*DIRECTION*: Determine the number of lines in these entries that hold the word "tượng". Give the number and nothing more.

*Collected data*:
-- begin --

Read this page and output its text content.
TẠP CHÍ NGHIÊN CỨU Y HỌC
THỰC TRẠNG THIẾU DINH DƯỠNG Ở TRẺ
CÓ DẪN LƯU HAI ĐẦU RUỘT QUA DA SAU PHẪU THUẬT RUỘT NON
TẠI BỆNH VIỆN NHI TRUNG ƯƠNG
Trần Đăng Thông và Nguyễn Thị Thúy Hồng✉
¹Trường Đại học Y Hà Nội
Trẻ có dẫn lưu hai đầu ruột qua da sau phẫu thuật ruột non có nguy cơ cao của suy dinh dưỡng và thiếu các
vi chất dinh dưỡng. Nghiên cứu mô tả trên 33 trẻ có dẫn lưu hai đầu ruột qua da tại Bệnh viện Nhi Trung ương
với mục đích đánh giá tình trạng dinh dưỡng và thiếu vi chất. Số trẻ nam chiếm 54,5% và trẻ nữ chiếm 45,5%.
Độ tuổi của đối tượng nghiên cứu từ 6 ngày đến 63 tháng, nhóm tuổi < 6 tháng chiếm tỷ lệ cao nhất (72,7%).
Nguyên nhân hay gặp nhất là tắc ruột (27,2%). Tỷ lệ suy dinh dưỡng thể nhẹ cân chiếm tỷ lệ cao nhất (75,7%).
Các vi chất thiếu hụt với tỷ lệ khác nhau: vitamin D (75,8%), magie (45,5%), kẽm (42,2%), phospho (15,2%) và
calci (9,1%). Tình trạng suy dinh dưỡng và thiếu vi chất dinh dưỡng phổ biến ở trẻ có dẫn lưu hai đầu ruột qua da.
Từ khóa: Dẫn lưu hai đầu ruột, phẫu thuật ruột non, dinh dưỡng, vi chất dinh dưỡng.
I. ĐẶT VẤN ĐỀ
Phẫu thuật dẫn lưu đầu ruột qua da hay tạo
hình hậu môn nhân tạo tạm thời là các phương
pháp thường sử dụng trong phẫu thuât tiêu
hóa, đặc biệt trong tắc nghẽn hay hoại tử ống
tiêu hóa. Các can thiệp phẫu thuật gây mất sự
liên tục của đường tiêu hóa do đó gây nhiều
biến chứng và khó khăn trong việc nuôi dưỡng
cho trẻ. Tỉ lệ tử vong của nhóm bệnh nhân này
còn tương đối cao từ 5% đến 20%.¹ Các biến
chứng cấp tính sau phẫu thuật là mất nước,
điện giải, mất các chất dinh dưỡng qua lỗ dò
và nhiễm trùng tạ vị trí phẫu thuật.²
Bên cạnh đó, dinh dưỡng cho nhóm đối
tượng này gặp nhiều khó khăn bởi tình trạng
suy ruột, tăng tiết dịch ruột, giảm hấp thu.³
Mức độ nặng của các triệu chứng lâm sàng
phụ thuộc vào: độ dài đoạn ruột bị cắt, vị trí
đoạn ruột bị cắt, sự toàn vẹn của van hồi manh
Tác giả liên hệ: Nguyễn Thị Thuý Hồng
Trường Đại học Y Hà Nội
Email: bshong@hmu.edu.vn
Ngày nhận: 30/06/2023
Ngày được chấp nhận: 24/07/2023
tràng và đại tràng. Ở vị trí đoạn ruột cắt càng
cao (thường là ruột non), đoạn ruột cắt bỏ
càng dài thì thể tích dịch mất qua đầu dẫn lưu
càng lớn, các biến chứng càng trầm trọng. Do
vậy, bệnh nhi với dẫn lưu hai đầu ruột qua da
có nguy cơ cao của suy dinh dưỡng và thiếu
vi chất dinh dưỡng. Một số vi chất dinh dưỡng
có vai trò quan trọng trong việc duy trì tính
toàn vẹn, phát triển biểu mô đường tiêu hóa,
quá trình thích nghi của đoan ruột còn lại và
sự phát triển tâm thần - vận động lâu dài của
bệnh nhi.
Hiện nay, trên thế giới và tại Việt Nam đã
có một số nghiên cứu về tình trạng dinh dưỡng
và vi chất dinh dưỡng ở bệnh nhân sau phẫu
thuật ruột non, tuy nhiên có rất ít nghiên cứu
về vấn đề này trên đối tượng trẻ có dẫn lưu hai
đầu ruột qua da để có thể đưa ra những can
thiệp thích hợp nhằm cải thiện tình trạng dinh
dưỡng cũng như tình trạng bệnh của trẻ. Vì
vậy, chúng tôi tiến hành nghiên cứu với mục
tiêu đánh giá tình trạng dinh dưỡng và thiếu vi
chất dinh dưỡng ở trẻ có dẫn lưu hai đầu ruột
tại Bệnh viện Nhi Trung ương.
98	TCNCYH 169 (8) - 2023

-- end --

*EXERCISE SOLUTION*: 3